* _AIM_
Exclude the pictures and return every line exactly as written.

--- BEGIN MATERIALS PROVIDED ---

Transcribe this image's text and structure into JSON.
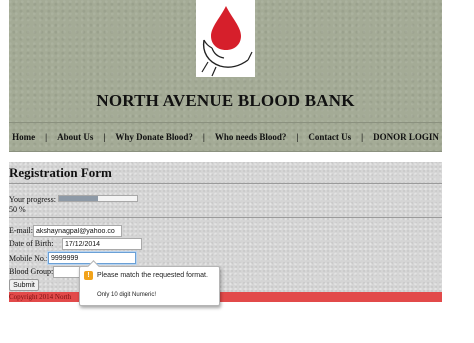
{
  "header": {
    "site_title": "NORTH AVENUE BLOOD BANK",
    "logo_icon": "blood-drop-hand-icon",
    "nav": [
      "Home",
      "About Us",
      "Why Donate Blood?",
      "Who needs Blood?",
      "Contact Us",
      "DONOR LOGIN"
    ]
  },
  "form": {
    "title": "Registration Form",
    "progress_label": "Your progress:",
    "progress_value": 0.5,
    "progress_text": "50 %",
    "email_label": "E-mail:",
    "email_value": "akshaynagpal@yahoo.co",
    "dob_label": "Date of Birth:",
    "dob_value": "17/12/2014",
    "mobile_label": "Mobile No.:",
    "mobile_value": "9999999",
    "blood_group_label": "Blood Group:",
    "submit_label": "Submit"
  },
  "validation_tooltip": {
    "icon": "warning-icon",
    "message": "Please match the requested format.",
    "detail": "Only 10 digit Numeric!"
  },
  "footer": {
    "copyright": "Copyright 2014 North"
  },
  "colors": {
    "header_bg": "#a4ab96",
    "content_bg": "#d5d5d5",
    "footer_bg": "#e24a4a",
    "progress_fill": "#8d99a6",
    "logo_drop": "#d61f2b",
    "warning": "#f2a31b"
  }
}
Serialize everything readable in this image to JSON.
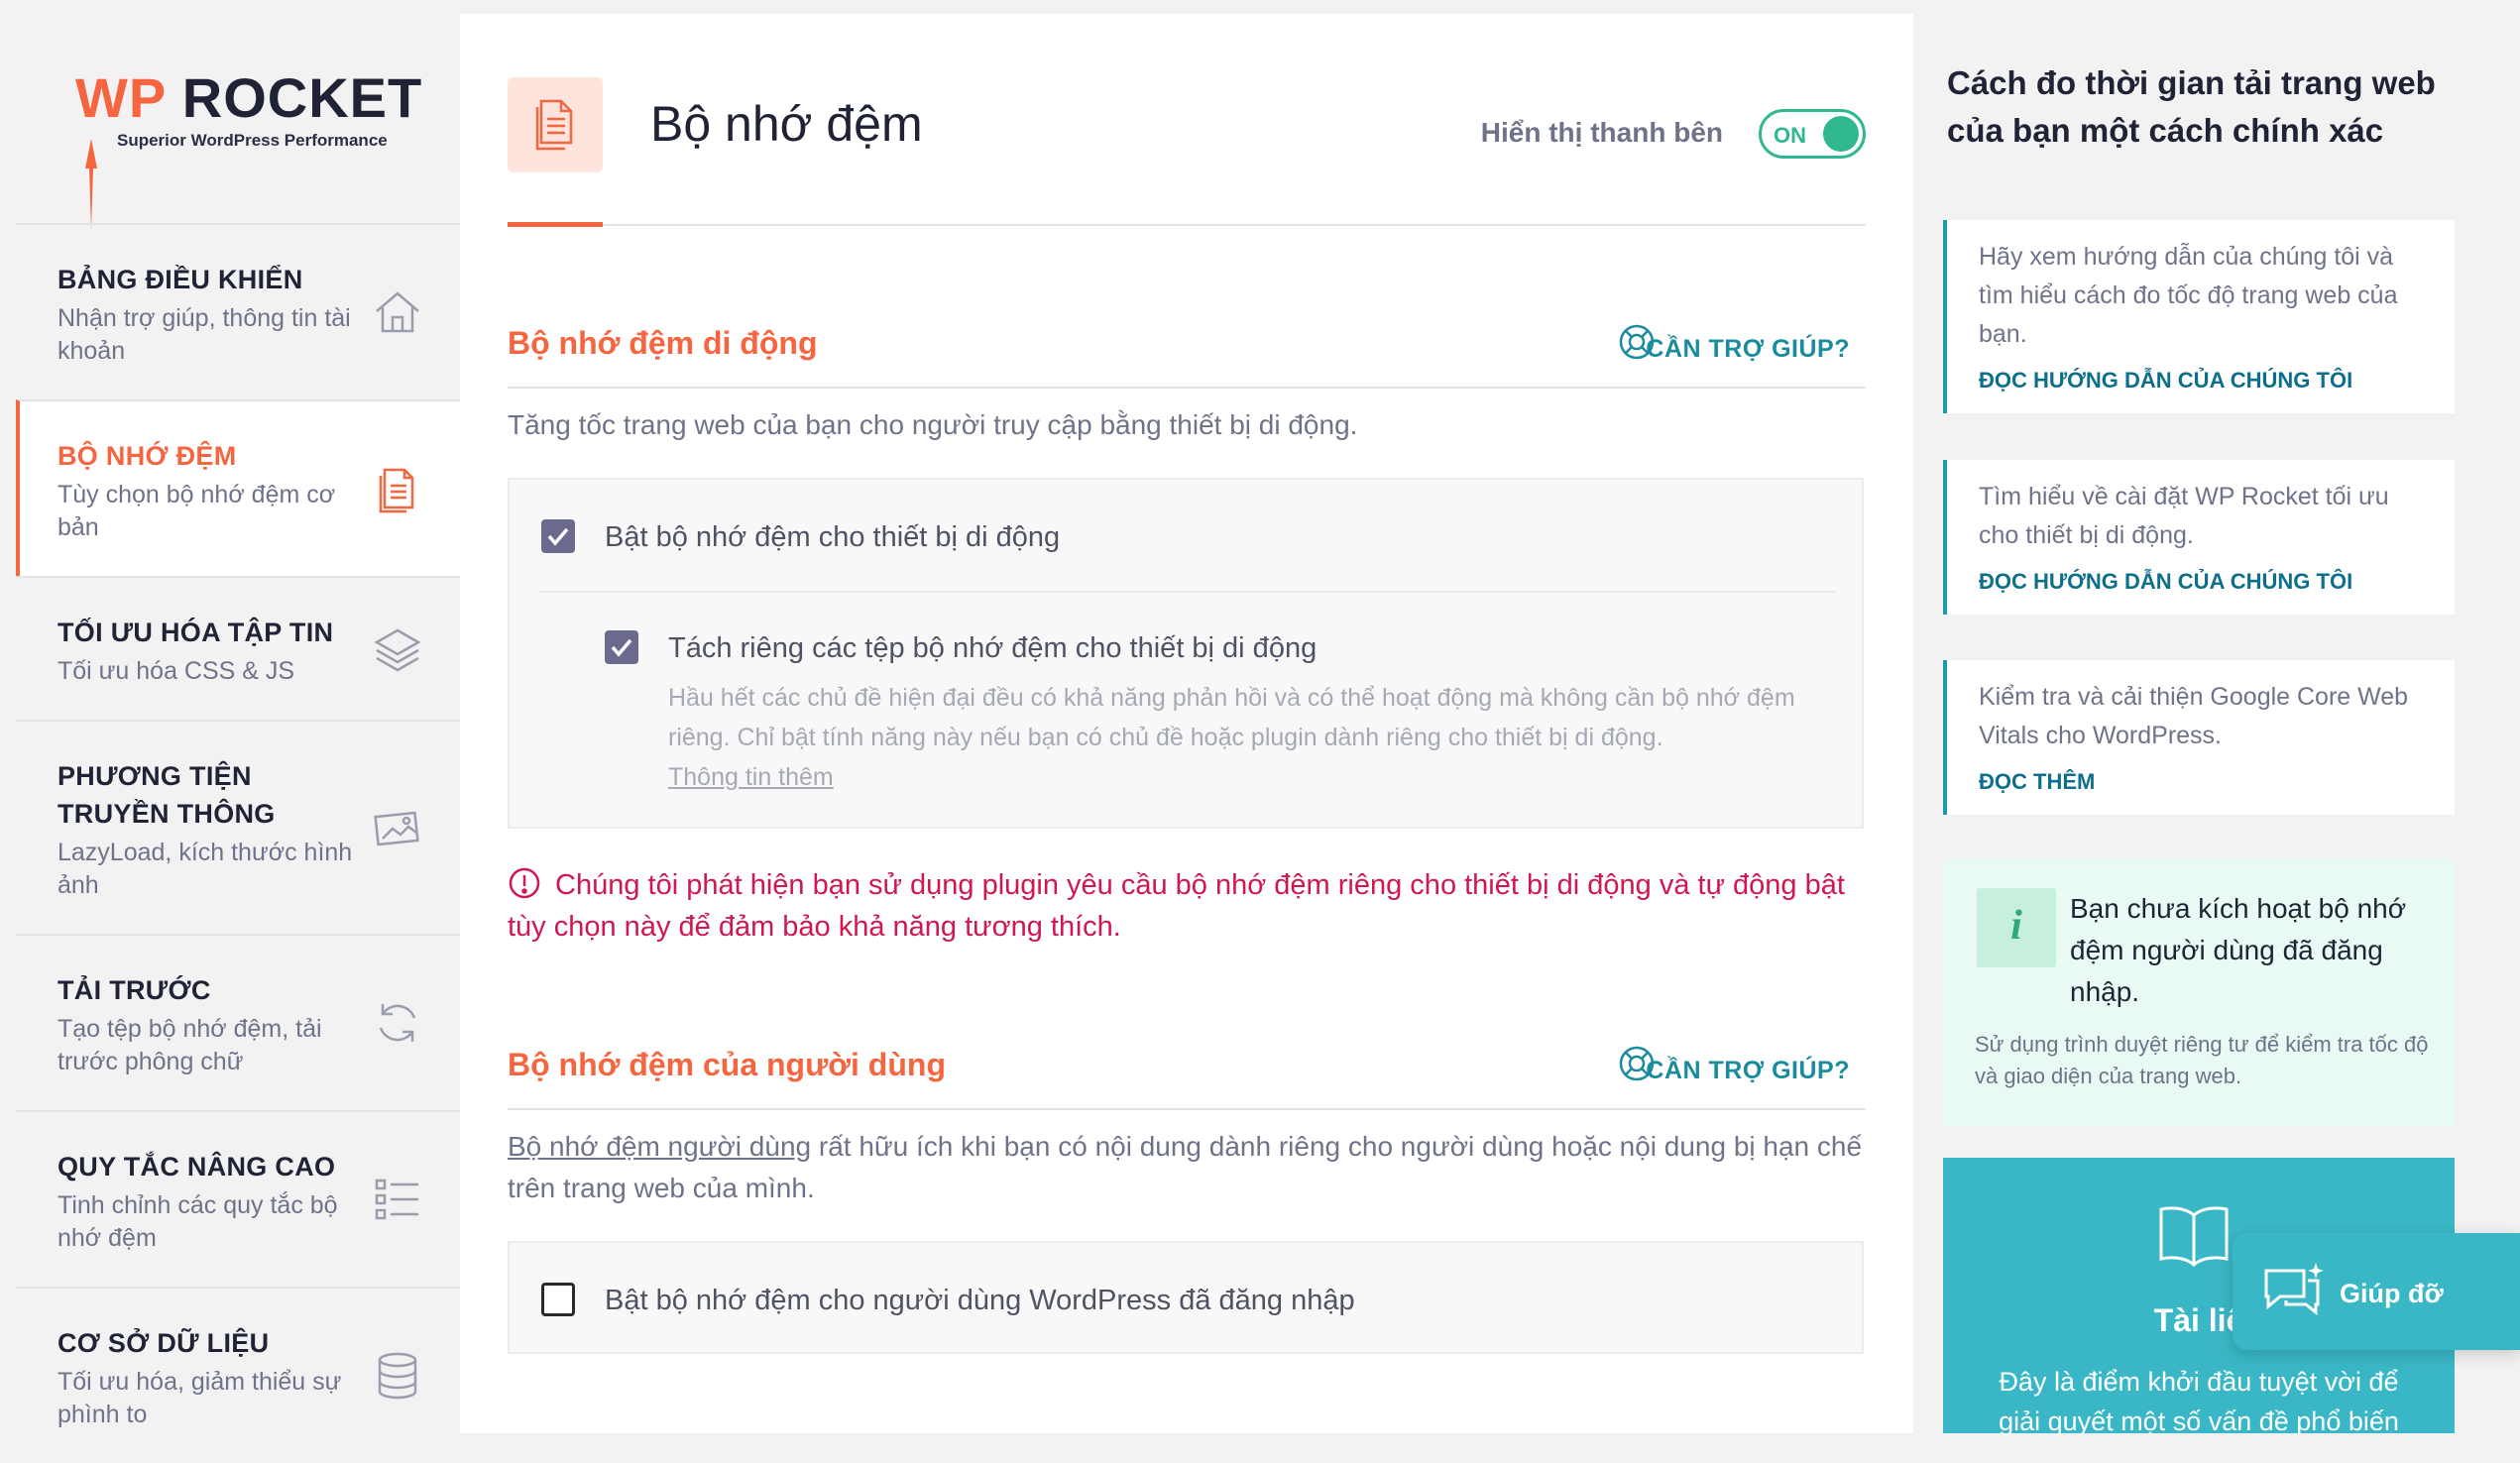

--- END MATERIALS PROVIDED ---

* _OUTPUT BELOW_
Transcribe this image's text and structure into JSON.
{
  "header": {
    "site_title": "NORTH AVENUE BLOOD BANK",
    "logo_icon": "blood-drop-hand-icon",
    "nav": [
      "Home",
      "About Us",
      "Why Donate Blood?",
      "Who needs Blood?",
      "Contact Us",
      "DONOR LOGIN"
    ]
  },
  "form": {
    "title": "Registration Form",
    "progress_label": "Your progress:",
    "progress_value": 0.5,
    "progress_text": "50 %",
    "email_label": "E-mail:",
    "email_value": "akshaynagpal@yahoo.co",
    "dob_label": "Date of Birth:",
    "dob_value": "17/12/2014",
    "mobile_label": "Mobile No.:",
    "mobile_value": "9999999",
    "blood_group_label": "Blood Group:",
    "submit_label": "Submit"
  },
  "validation_tooltip": {
    "icon": "warning-icon",
    "message": "Please match the requested format.",
    "detail": "Only 10 digit Numeric!"
  },
  "footer": {
    "copyright": "Copyright 2014 North"
  },
  "colors": {
    "header_bg": "#a4ab96",
    "content_bg": "#d5d5d5",
    "footer_bg": "#e24a4a",
    "progress_fill": "#8d99a6",
    "logo_drop": "#d61f2b",
    "warning": "#f2a31b"
  }
}
Serialize everything readable in this image to JSON.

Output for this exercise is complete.